# [RECORDS PROVIDED]
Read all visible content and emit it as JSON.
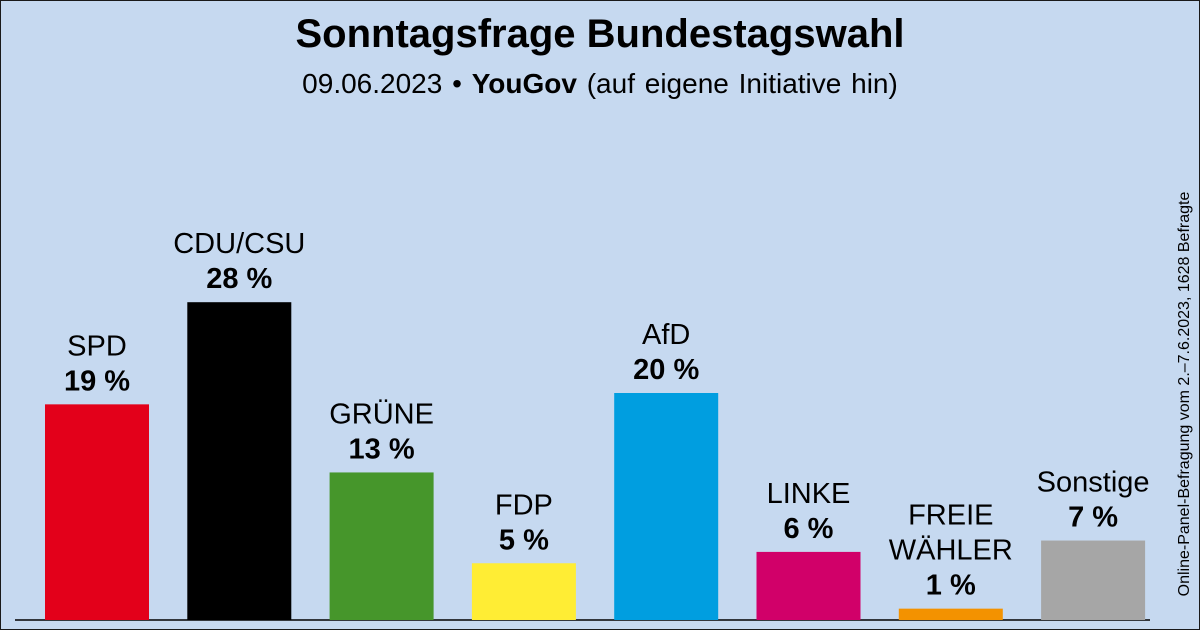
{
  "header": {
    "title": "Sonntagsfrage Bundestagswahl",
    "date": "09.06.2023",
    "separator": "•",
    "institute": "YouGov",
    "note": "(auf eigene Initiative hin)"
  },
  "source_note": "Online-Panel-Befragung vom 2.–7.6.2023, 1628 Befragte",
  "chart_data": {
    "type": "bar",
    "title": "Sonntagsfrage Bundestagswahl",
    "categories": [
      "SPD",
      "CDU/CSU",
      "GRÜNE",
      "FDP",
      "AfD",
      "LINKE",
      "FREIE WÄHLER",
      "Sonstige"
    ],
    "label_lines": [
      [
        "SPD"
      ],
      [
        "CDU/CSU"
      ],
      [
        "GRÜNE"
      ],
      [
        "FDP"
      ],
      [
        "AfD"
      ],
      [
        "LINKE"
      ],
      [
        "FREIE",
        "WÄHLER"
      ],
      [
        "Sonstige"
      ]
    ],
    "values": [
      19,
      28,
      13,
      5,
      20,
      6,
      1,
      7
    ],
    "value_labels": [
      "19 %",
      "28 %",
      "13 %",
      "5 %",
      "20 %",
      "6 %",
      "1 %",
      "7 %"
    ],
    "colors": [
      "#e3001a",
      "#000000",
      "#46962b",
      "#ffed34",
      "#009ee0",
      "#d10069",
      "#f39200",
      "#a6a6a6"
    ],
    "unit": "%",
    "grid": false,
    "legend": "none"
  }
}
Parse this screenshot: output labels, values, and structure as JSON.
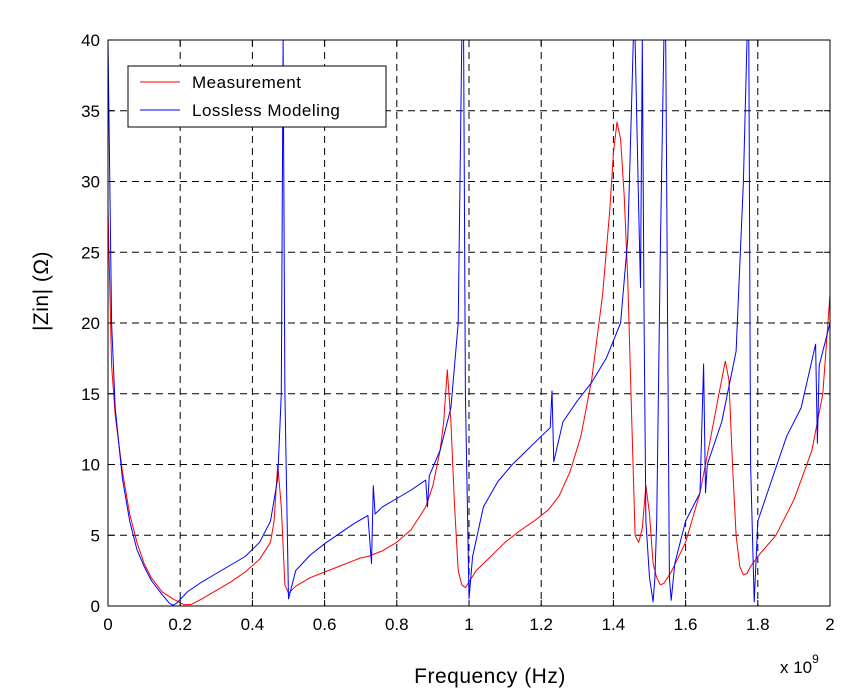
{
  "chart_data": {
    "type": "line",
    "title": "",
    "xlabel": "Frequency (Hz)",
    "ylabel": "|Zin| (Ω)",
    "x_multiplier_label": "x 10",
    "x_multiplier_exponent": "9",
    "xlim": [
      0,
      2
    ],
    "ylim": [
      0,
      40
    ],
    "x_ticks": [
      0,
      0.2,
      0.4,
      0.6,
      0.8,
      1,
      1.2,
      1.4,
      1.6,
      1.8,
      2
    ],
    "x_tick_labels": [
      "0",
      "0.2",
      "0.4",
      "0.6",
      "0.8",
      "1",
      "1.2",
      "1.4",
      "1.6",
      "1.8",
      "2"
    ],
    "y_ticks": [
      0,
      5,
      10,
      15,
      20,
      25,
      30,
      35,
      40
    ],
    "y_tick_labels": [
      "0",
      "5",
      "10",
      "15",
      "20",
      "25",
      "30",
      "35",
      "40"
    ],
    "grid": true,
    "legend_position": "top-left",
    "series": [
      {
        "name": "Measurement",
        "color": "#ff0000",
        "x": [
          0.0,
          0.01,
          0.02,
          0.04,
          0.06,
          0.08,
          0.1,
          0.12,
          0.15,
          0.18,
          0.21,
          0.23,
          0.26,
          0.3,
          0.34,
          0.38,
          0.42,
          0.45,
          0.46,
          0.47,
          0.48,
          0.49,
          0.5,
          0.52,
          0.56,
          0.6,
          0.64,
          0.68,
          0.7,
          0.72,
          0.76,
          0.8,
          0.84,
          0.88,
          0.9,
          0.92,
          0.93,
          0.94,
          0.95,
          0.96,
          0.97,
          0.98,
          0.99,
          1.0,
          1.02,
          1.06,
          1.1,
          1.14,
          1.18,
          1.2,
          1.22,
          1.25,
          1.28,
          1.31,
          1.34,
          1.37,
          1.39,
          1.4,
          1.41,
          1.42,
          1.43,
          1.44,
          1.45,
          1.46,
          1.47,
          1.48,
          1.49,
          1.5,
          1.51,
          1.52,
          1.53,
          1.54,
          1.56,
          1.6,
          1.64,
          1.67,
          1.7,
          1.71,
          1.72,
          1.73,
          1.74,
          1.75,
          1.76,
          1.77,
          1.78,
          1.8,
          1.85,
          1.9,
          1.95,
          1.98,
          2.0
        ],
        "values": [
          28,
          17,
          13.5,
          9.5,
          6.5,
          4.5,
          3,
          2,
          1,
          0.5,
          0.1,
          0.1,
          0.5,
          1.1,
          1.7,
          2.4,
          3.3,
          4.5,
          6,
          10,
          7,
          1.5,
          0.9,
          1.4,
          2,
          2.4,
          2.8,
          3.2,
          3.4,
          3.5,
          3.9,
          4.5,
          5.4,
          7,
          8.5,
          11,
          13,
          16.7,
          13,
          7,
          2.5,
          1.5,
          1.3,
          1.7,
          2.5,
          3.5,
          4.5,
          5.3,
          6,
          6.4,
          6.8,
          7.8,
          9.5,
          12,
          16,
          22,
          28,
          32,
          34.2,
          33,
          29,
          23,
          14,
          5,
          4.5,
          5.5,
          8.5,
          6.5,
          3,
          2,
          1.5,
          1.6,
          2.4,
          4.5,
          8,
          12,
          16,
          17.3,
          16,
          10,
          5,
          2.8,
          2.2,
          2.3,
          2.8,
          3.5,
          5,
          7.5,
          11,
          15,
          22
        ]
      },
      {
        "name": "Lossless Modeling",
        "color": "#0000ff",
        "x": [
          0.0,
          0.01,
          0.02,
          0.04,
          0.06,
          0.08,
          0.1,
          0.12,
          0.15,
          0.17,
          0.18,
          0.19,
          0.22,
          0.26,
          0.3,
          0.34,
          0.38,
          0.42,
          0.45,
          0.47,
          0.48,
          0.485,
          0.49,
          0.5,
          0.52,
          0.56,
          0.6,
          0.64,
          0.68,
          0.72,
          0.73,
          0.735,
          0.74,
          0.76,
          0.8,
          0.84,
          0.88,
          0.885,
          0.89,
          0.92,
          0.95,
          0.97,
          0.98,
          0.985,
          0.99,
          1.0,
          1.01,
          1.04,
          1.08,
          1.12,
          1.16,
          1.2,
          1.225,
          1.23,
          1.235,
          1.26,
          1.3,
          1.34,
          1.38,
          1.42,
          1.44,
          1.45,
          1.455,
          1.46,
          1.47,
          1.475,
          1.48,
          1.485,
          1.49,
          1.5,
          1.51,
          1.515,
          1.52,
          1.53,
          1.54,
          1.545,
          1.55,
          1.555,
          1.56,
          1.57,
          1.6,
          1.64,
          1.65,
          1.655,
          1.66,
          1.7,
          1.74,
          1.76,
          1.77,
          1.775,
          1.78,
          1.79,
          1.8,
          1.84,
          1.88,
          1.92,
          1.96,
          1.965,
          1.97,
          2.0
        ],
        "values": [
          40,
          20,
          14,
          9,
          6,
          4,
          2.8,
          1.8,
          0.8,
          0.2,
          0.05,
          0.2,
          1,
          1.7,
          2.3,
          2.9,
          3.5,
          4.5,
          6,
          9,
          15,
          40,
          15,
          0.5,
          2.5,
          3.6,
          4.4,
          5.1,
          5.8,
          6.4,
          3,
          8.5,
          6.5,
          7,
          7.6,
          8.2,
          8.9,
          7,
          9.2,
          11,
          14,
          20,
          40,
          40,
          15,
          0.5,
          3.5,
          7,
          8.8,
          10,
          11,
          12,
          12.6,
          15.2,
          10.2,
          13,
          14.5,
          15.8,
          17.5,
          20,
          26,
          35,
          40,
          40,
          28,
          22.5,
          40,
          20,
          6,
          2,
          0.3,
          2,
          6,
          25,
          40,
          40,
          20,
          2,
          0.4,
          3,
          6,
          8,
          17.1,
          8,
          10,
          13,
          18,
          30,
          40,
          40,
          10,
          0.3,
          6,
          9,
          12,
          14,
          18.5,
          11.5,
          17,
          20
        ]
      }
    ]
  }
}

* * *

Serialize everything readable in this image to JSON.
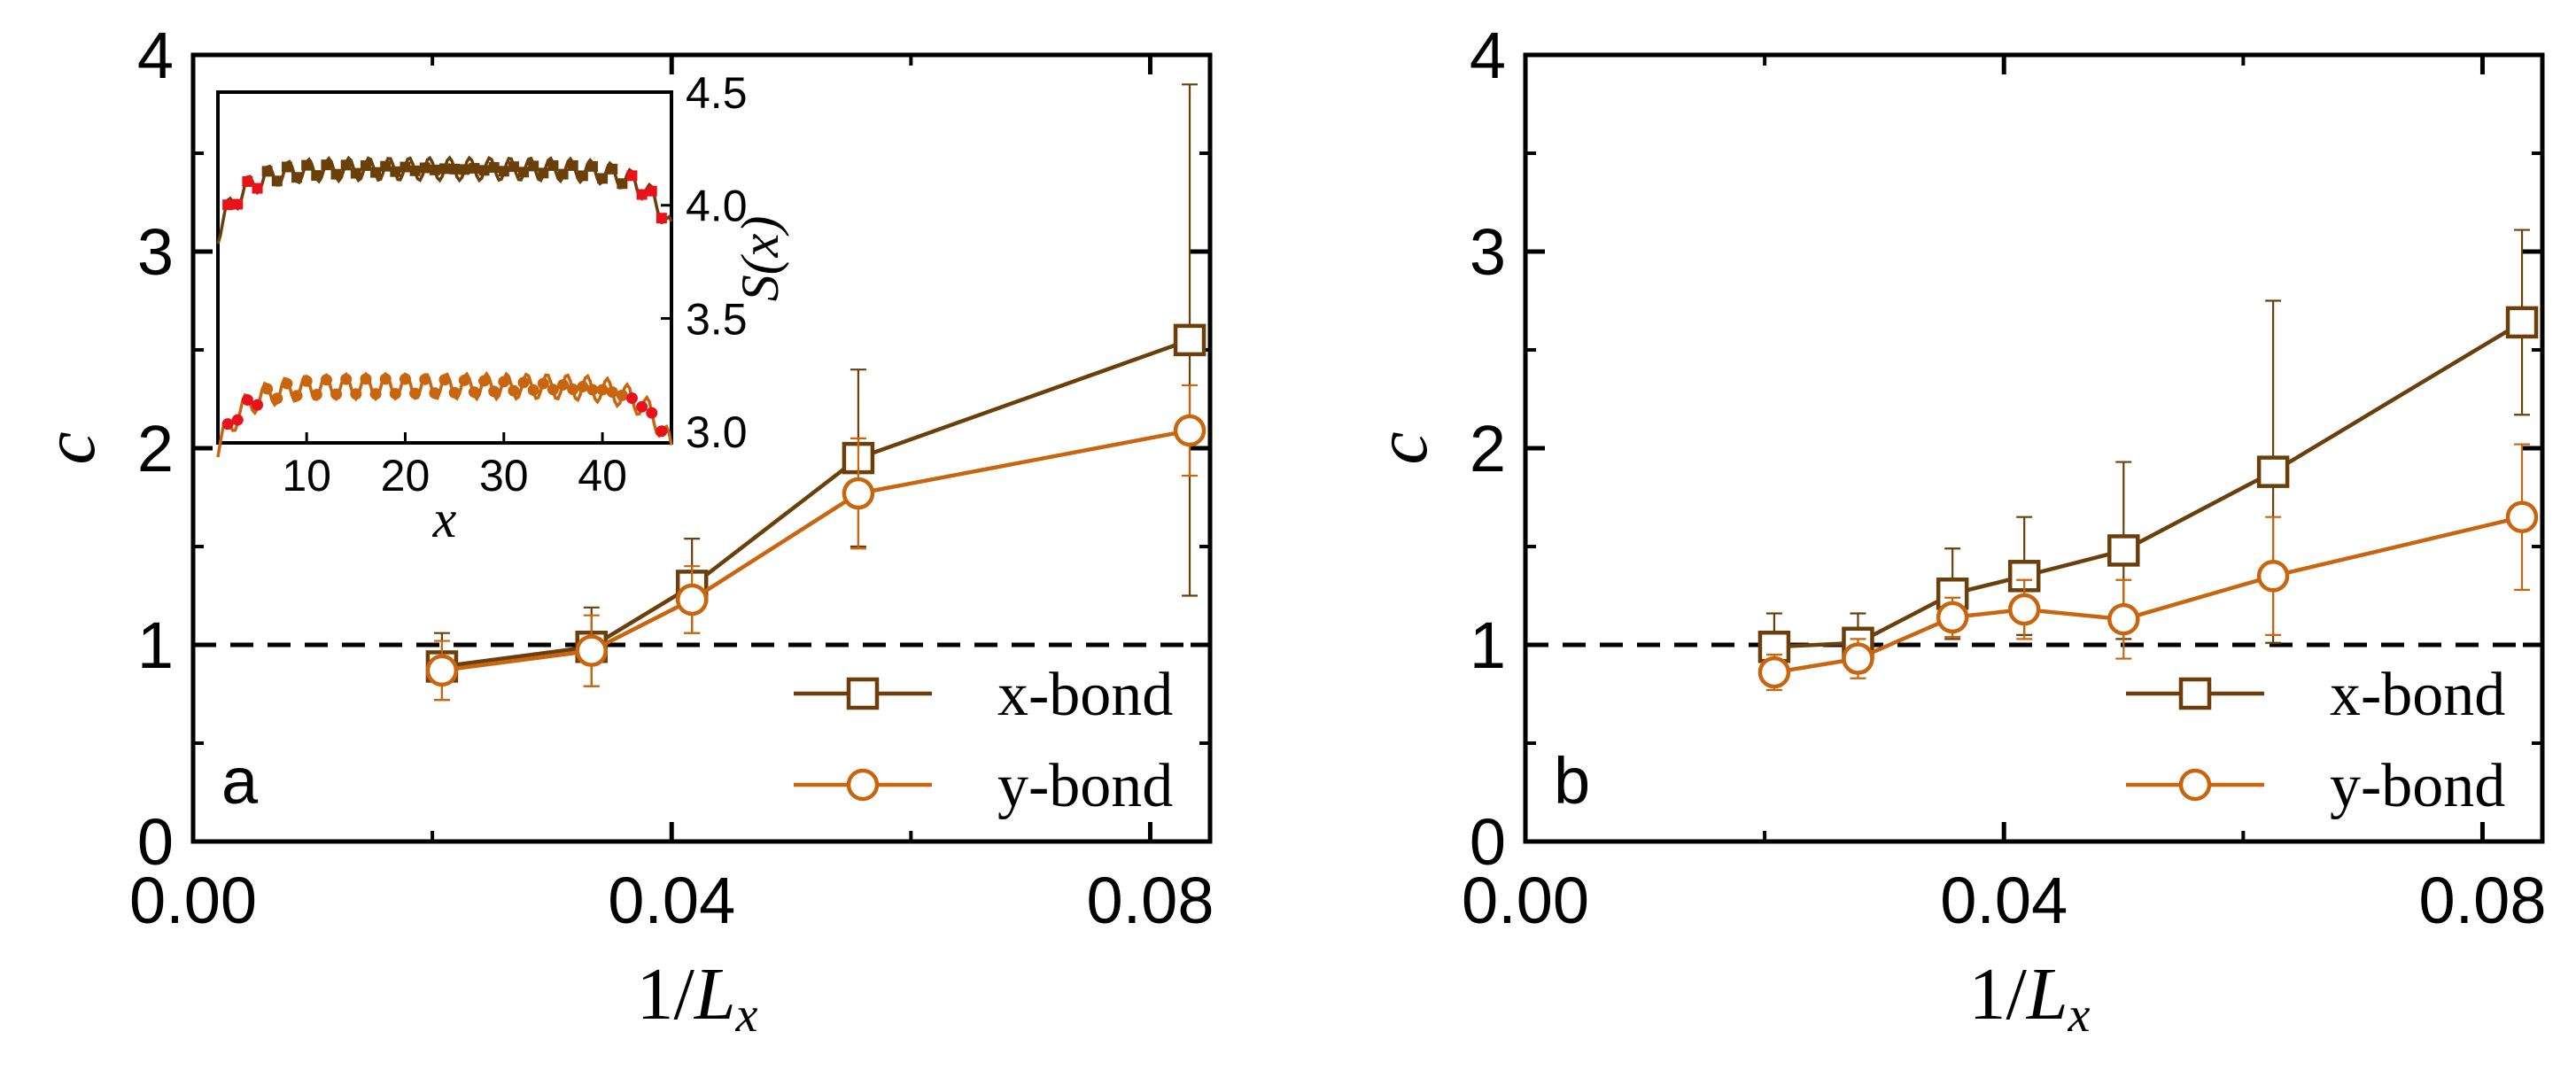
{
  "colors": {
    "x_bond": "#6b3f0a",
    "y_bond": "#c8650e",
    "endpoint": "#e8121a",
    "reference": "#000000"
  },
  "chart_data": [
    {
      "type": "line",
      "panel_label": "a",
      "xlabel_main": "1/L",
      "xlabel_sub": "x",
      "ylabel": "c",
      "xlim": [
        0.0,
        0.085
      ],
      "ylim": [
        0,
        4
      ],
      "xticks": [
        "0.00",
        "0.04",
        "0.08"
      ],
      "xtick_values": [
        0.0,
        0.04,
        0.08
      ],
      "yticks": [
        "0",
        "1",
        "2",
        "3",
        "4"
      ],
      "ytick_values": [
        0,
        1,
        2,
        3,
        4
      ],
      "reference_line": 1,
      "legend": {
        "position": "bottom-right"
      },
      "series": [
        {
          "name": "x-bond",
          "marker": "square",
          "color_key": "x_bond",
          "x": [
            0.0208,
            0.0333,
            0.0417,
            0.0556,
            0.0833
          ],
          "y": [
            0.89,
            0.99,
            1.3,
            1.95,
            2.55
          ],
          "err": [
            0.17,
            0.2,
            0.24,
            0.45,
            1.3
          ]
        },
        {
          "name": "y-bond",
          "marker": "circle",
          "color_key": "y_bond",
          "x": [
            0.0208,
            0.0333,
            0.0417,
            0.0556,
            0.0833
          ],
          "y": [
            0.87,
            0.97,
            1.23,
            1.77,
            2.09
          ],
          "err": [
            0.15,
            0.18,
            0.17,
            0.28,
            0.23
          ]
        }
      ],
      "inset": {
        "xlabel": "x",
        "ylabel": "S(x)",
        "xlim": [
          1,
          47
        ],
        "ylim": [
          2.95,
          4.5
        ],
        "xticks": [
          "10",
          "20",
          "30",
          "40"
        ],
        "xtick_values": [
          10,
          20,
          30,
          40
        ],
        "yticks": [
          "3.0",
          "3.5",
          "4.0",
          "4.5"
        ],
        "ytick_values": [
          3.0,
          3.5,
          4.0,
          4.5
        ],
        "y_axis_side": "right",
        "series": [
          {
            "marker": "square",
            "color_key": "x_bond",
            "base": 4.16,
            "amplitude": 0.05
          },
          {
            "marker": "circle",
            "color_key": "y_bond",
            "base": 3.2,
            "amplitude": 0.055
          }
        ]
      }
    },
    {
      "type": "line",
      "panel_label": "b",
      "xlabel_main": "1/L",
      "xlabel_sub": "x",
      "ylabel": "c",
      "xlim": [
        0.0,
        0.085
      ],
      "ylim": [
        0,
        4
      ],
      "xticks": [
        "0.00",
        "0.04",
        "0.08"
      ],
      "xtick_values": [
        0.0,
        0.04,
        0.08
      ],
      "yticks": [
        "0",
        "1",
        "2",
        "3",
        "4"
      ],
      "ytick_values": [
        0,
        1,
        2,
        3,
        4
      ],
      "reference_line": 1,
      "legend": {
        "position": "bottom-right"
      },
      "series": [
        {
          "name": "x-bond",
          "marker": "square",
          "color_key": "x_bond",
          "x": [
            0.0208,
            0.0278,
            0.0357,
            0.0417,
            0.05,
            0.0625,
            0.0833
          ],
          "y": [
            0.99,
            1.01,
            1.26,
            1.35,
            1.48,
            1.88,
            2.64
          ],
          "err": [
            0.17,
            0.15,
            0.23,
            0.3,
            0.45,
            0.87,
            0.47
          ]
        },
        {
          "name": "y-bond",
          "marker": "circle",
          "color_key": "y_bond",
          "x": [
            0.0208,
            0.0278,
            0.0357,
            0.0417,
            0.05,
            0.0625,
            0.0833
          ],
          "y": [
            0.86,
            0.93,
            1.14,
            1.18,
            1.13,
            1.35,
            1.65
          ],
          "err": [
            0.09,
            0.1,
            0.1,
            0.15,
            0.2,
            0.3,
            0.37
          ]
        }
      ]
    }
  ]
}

# [WHAT TO DO]
Copy out each line in the listing that has the word "type".

# [RESULT OF THE TASK]
    "type": "bar",
    "type": "line",
      "type": "line",
      "type": "line",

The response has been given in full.